-- start Task input --
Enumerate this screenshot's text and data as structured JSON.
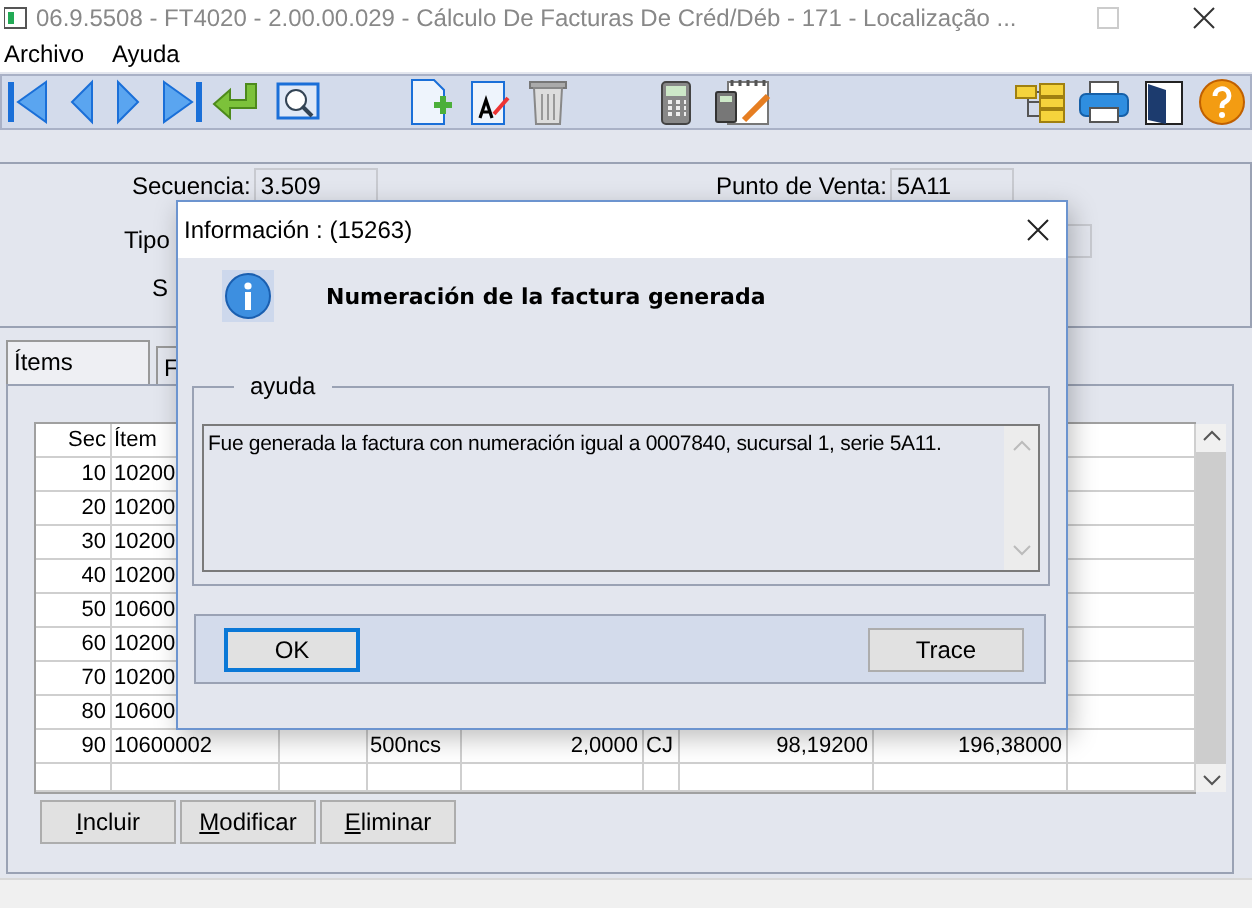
{
  "window": {
    "title": "06.9.5508 - FT4020 - 2.00.00.029 - Cálculo De Facturas De Créd/Déb - 171 - Localização ..."
  },
  "menu": [
    {
      "label": "Archivo"
    },
    {
      "label": "Ayuda"
    }
  ],
  "header": {
    "fields": [
      {
        "label": "Secuencia:",
        "value": "3.509"
      },
      {
        "label": "Tipo"
      },
      {
        "label": "S"
      },
      {
        "label": "Punto de Venta:",
        "value": "5A11"
      }
    ]
  },
  "tabs": [
    {
      "label": "Ítems",
      "selected": true
    },
    {
      "label": "F",
      "selected": false
    }
  ],
  "table": {
    "columns": [
      {
        "label": "Sec"
      },
      {
        "label": "Ítem"
      }
    ],
    "rows": [
      {
        "sec": "10",
        "item": "10200"
      },
      {
        "sec": "20",
        "item": "10200"
      },
      {
        "sec": "30",
        "item": "10200"
      },
      {
        "sec": "40",
        "item": "10200"
      },
      {
        "sec": "50",
        "item": "10600"
      },
      {
        "sec": "60",
        "item": "10200"
      },
      {
        "sec": "70",
        "item": "10200"
      },
      {
        "sec": "80",
        "item": "10600"
      },
      {
        "sec": "90",
        "item": "10600002",
        "column_4": "500ncs",
        "column_5": "2,0000",
        "unit": "CJ",
        "column_7": "98,19200",
        "column_8": "196,38000"
      }
    ]
  },
  "buttons": [
    {
      "label": "Incluir"
    },
    {
      "label": "Modificar"
    },
    {
      "label": "Eliminar"
    }
  ],
  "dialog": {
    "title": "Información : (15263)",
    "message": "Numeración de la factura generada",
    "group": "ayuda",
    "detail": "Fue generada la factura con numeración igual a 0007840, sucursal 1, serie 5A11.",
    "buttons": [
      {
        "label": "OK",
        "focused": true
      },
      {
        "label": "Trace",
        "focused": false
      }
    ]
  }
}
-- end Task input --
- _Short task_
Pick out all the lines with the word "title" in them and copy them.

- _Reply to the exercise_
    "title": "06.9.5508 - FT4020 - 2.00.00.029 - Cálculo De Facturas De Créd/Déb - 171 - Localização ..."
    "title": "Información : (15263)",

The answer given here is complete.